Look through the listing for the word "bottom". Copy each line that has it.

>> start

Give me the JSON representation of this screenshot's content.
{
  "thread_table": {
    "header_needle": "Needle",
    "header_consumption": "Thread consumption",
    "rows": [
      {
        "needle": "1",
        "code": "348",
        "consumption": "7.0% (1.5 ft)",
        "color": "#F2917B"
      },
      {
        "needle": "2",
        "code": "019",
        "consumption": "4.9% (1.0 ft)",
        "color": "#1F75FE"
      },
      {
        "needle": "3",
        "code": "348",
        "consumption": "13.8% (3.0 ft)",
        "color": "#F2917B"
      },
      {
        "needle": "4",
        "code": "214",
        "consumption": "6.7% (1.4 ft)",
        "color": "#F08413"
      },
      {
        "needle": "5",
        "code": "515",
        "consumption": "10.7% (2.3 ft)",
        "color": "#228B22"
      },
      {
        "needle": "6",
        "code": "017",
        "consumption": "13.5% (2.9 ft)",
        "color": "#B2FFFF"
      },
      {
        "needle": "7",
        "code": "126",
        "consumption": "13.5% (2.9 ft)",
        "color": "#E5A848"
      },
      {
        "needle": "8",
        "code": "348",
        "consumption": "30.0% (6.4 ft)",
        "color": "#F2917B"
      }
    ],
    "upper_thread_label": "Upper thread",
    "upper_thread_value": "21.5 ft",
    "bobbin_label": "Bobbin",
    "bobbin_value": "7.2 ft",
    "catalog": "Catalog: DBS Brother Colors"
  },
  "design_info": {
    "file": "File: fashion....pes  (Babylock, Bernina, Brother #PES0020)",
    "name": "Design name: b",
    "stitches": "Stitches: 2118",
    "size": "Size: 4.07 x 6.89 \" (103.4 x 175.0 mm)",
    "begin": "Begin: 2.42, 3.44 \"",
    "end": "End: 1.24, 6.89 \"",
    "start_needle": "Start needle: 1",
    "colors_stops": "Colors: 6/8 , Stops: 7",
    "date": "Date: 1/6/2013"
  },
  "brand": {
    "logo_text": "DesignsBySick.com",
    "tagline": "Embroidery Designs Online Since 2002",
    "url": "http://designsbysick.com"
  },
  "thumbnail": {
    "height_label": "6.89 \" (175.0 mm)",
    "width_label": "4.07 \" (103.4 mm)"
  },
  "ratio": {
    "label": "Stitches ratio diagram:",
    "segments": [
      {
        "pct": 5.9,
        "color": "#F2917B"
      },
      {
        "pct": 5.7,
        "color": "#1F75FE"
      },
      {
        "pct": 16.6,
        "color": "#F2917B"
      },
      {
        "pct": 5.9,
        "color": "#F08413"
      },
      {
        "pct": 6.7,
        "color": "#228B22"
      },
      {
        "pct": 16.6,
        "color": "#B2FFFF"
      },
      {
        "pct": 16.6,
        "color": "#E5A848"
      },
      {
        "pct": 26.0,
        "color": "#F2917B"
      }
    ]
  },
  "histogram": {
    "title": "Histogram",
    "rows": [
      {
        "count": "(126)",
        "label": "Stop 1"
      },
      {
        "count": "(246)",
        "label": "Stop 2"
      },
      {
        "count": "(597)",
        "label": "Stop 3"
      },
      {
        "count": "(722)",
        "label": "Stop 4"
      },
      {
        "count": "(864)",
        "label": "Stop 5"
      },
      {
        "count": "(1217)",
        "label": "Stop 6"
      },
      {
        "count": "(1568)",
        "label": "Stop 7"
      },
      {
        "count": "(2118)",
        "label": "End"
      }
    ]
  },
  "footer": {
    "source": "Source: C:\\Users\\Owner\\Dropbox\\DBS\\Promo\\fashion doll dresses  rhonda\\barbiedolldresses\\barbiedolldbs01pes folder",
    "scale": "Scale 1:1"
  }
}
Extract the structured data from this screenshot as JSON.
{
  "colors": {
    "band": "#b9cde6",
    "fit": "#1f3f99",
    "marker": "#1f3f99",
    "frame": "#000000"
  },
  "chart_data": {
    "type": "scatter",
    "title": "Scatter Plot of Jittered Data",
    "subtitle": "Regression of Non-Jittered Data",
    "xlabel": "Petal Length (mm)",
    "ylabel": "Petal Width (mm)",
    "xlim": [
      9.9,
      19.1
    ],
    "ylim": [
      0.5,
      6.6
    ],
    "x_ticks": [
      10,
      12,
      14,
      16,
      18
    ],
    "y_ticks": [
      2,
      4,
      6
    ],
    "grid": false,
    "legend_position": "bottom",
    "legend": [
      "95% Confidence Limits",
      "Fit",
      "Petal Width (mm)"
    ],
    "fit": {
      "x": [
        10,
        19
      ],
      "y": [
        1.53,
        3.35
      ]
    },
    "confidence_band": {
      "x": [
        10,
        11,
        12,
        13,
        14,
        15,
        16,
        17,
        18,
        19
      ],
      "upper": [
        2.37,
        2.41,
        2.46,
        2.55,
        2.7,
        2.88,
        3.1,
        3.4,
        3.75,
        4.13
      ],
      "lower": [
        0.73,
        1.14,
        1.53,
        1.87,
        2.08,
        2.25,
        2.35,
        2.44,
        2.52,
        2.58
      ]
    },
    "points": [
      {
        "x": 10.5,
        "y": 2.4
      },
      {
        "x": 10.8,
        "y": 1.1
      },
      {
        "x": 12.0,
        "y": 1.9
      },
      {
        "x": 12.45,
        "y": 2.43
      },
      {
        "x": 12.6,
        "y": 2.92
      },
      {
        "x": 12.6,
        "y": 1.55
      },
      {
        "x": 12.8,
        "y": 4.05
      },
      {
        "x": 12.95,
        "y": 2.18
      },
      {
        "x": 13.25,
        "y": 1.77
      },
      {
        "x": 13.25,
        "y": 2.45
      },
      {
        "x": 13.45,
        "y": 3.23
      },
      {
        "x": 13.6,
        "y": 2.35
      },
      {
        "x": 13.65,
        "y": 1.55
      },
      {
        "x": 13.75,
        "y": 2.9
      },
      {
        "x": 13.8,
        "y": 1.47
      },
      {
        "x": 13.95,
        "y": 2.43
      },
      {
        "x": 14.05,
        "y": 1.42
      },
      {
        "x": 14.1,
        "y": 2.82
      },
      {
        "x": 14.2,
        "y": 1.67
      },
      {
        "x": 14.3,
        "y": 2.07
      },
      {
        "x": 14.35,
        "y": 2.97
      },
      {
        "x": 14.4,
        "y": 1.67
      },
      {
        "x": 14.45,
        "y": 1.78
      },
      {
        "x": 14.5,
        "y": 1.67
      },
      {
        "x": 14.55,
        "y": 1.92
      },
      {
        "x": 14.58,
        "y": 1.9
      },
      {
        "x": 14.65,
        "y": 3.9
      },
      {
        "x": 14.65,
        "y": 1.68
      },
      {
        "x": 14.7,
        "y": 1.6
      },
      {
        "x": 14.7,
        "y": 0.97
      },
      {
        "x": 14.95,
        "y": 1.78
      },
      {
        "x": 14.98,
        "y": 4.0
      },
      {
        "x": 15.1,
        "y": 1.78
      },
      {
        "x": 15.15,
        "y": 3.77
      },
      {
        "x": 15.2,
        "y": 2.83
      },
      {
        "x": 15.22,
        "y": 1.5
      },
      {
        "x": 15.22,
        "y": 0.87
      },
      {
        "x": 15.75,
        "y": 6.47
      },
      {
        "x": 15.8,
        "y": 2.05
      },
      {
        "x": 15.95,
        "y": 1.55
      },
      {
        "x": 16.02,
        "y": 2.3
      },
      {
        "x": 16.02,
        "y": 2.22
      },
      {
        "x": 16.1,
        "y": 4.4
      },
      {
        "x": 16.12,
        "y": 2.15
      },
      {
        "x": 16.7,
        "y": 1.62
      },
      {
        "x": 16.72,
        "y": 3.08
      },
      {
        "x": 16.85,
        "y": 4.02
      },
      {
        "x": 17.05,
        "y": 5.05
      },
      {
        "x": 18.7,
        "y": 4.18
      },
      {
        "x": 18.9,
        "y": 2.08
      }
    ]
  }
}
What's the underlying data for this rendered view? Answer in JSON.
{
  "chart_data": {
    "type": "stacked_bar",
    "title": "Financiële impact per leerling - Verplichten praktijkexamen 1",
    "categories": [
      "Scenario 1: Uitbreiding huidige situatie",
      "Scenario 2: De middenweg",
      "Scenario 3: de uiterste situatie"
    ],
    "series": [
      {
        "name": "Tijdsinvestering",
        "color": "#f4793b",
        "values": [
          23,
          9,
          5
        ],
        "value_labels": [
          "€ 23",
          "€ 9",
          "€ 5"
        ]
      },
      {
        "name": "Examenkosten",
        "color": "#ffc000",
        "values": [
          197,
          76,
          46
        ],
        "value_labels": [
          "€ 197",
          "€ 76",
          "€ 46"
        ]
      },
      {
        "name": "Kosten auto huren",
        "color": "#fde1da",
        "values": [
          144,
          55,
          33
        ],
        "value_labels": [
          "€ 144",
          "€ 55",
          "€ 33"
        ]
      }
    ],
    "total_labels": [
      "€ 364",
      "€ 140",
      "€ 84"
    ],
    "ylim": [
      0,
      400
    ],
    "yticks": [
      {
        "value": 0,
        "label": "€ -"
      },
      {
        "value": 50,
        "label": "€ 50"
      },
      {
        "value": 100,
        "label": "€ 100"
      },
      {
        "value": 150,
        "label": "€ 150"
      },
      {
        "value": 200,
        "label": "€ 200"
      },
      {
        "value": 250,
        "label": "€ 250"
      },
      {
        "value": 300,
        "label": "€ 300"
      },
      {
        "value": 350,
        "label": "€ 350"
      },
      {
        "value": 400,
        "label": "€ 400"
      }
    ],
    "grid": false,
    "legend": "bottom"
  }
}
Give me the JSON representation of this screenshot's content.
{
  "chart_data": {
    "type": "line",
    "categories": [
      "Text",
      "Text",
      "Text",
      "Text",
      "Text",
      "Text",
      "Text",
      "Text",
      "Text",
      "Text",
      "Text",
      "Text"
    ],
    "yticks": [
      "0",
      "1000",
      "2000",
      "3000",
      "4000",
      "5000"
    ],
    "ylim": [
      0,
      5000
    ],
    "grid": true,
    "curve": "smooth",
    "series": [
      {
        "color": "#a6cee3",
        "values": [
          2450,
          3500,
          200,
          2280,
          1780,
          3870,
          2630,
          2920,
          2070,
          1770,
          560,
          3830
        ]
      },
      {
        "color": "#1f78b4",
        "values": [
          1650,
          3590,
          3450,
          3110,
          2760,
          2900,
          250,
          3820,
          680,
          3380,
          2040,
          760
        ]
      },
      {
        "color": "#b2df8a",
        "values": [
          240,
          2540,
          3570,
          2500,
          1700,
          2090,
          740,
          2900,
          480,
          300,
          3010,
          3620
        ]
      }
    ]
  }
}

>> end

> _Result of the task_:
    "legend_position": "bottom",
    "legend": "bottom"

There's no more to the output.